---------- Texte source ----------
Dégradation de contaminants persistants dans l'eau grâce à l'utilisation de réseaux organométalliques de terres rares comme catalyseurs

 

Ashlee Howarth

Université Concordia

 

Domaine : matériaux

Programme : établissement de nouveaux chercheurs universitaires

Concours 2019-2020

Au 21e siècle, la pollution de l'eau demeure un problème mondial qui doit être résolu afin d'assurer l'existence de la flore et de la faune terrestres. Si des composés nocifs peuvent pénétrer dans notre environnement en provenance de sources naturelles (ex. : volcans et éclosions bactériennes), les principales sources de pollution sont anthropiques : déchets industriels, résidus d'exploitation minière, engrais et pesticides, combustibles fossiles et déchets radioactifs résultant de la production d'énergie nucléaire. Malheureusement, nombre de produits chimiques sont déversés dans les effluents industriels sans traitement adéquat. La quantité de polluants dans l'une de nos plus importantes ressources, l'eau, augmente à présent quotidiennement en raison de l'urbanisation, de l'industrialisation et de l'accroissement constant de la population mondiale. Comme les humains ont besoin d'eau propre et potable pour survivre, la prévention de la pollution et plus particulièrement la remédiation environnementale sont d'une importance capitale. Les réseaux organométalliques offrent une plateforme prometteuse aux modes de remédiation des eaux usées comme l'enlèvement (par adsorption ou échange ionique, par exemple) ou la dégradation des contaminants chimiques. Ces réseaux comprennent des matériaux structuralement divers, hybrides, cristallins et poreux composés de noeuds métalliques reliés par des ligands organiques. À l'aide de principes conceptuels reconnus, leurs propriétés peuvent être ajustées afin d'obtenir des matériaux présentant une surface, une porosité ainsi qu'une stabilité chimique et thermique très élevées. On peut également concevoir des réseaux à porosité permanente, et régler la taille, la forme et la composition chimique des pores pour favoriser la captation ou la dégradation de certains analytes. Le programme de recherche prévoit la conception, la synthèse et l'exploration de réseaux organométalliques mis à l'équilibre calcocarbonique comprenant des noeuds métalliques de terres rares (c.-à-d. Y[III], Yb[III], Eu[III], Tb[III], Ln[III], Er[III]) et de simples lieurs organiques ditopiques, tritopiques et tétratopiques comme catalyseurs pour la dégradation de contaminants chimiques en constituants moins nocifs pour l'environnement ou plus compatibles avec les technologies d'enlèvement.
---------- Données fournies ----------
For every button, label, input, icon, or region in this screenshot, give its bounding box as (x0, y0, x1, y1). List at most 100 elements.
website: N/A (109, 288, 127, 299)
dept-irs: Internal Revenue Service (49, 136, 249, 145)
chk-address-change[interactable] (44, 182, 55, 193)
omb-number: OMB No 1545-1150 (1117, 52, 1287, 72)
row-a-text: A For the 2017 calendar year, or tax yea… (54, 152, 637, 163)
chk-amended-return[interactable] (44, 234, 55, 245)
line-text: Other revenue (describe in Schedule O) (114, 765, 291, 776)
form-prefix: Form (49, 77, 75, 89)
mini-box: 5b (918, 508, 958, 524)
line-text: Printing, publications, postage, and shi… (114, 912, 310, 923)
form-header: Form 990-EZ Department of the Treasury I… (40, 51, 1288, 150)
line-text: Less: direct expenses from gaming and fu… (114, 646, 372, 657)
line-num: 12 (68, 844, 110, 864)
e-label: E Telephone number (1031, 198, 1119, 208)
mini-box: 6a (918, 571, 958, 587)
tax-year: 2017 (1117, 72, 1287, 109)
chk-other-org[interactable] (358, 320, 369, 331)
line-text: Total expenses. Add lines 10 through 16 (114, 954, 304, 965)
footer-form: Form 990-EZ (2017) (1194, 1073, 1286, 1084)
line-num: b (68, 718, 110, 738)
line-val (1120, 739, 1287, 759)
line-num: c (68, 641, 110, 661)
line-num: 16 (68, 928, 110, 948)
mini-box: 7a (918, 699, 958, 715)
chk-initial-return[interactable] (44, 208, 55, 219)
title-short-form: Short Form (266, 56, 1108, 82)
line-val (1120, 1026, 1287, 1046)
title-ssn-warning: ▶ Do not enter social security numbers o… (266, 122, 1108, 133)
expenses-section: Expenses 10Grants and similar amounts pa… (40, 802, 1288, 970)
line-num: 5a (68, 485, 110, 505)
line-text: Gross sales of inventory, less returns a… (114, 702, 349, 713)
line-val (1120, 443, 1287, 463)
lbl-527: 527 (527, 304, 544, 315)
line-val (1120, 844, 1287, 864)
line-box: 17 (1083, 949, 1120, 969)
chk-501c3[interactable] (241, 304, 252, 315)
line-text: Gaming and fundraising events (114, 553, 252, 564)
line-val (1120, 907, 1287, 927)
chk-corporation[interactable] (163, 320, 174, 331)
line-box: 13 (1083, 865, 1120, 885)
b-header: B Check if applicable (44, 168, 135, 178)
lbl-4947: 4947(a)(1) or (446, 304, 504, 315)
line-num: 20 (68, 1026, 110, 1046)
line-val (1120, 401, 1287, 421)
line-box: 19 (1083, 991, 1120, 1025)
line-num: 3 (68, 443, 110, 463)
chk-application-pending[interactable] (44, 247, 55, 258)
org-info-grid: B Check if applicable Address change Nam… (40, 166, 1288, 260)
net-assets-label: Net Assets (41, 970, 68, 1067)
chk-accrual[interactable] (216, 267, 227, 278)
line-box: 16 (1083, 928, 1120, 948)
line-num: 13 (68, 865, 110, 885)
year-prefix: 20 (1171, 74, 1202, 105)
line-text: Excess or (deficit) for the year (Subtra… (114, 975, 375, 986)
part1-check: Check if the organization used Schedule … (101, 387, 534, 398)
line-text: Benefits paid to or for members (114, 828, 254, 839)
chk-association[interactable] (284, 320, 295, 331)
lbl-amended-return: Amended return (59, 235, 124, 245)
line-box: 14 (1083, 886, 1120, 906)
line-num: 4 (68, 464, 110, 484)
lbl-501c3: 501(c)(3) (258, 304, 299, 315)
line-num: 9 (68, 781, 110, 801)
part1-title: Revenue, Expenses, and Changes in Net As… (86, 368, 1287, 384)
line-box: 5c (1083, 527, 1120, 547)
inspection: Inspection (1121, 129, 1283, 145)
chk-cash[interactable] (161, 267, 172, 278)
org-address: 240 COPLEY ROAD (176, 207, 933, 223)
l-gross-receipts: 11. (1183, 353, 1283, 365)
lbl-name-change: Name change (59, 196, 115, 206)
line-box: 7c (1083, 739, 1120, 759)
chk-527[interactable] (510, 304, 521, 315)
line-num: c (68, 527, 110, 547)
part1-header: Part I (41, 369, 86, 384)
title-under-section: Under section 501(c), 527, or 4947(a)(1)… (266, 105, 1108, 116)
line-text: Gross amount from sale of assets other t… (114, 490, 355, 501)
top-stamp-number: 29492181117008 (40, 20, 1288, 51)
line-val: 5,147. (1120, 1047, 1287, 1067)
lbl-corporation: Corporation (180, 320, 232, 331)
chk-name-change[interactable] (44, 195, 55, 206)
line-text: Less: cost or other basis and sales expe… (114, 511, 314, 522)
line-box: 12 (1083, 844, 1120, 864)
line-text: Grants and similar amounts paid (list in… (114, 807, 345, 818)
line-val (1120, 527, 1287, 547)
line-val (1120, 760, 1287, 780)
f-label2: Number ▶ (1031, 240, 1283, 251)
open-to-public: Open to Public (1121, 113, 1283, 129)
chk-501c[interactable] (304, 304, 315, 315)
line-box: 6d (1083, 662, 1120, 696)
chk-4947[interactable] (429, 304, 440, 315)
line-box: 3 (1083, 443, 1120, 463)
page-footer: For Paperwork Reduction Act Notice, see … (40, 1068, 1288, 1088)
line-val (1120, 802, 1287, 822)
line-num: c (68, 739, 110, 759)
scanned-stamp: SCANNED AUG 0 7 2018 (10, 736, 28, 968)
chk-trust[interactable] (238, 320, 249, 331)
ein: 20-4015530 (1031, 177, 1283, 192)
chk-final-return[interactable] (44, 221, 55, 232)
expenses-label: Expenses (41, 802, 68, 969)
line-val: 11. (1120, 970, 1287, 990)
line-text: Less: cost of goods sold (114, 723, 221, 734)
----------
▶ **Questions de compréhension**
A: Relevez tous les nœuds métalliques de terres rares que le texte source mentionne.
B: D'après le texte source, quelles sources naturelles peuvent faire pénétrer des composés nocifs dans l'environnement ?

▶ **Réponses aux exercices**
A: Y[III], Yb[III], Eu[III], Tb[III], Ln[III], Er[III]

B: Les volcans et les éclosions bactériennes.